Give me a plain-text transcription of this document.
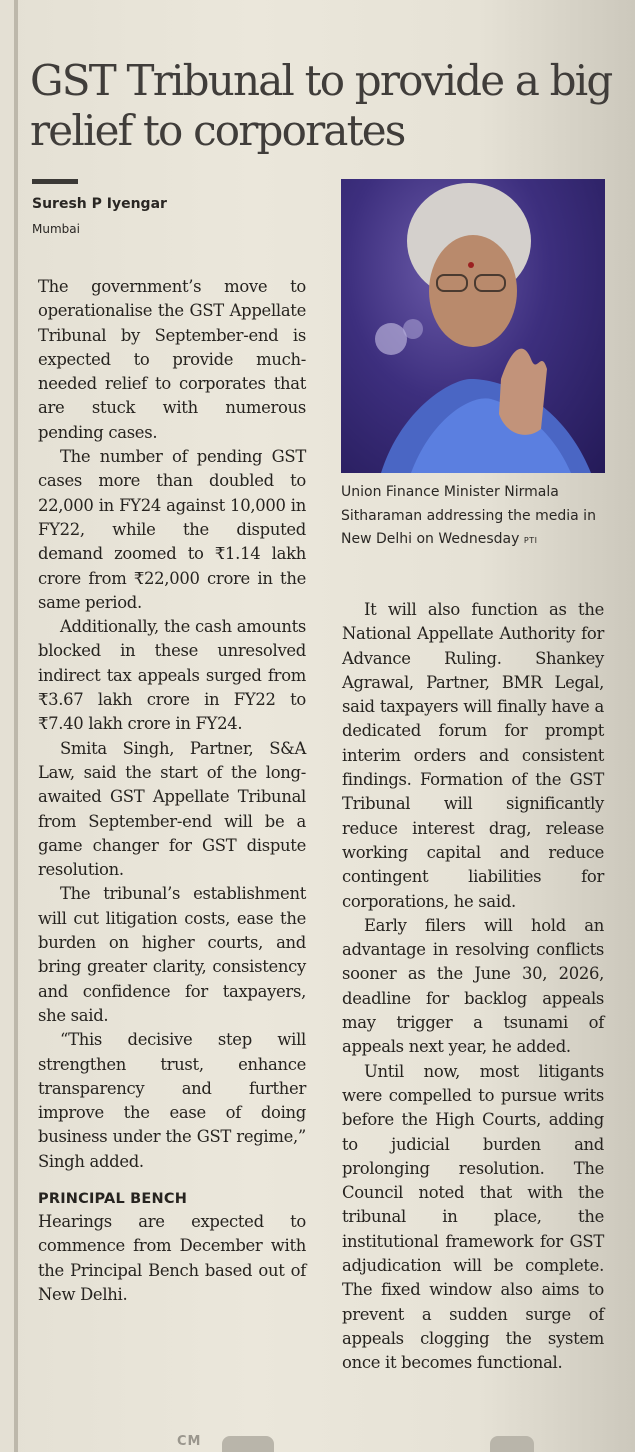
GST Tribunal to provide a big relief to corporates
Suresh P Iyengar
Mumbai

The government’s move to operationalise the GST Appellate Tribunal by September-end is expected to provide much-needed relief to corporates that are stuck with numerous pending cases.

The number of pending GST cases more than doubled to 22,000 in FY24 against 10,000 in FY22, while the disputed demand zoomed to ₹1.14 lakh crore from ₹22,000 crore in the same period.

Additionally, the cash amounts blocked in these unresolved indirect tax appeals surged from ₹3.67 lakh crore in FY22 to ₹7.40 lakh crore in FY24.

Smita Singh, Partner, S&A Law, said the start of the long-awaited GST Appellate Tribunal from September-end will be a game changer for GST dispute resolution.

The tribunal’s establishment will cut litigation costs, ease the burden on higher courts, and bring greater clarity, consistency and confidence for taxpayers, she said.

“This decisive step will strengthen trust, enhance transparency and further improve the ease of doing business under the GST regime,” Singh added.

PRINCIPAL BENCH

Hearings are expected to commence from December with the Principal Bench based out of New Delhi.

Union Finance Minister Nirmala Sitharaman addressing the media in New Delhi on Wednesday PTI

It will also function as the National Appellate Authority for Advance Ruling. Shankey Agrawal, Partner, BMR Legal, said taxpayers will finally have a dedicated forum for prompt interim orders and consistent findings. Formation of the GST Tribunal will significantly reduce interest drag, release working capital and reduce contingent liabilities for corporations, he said.

Early filers will hold an advantage in resolving conflicts sooner as the June 30, 2026, deadline for backlog appeals may trigger a tsunami of appeals next year, he added.

Until now, most litigants were compelled to pursue writs before the High Courts, adding to judicial burden and prolonging resolution. The Council noted that with the tribunal in place, the institutional framework for GST adjudication will be complete. The fixed window also aims to prevent a sudden surge of appeals clogging the system once it becomes functional.

CM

━━━━━━━━━━━━━━━━━━━━━━━━━━━━━━

_Given request_. Your answer should be a single number: the count of lines in these records that hold the string "lakh".

_Written reply_. 2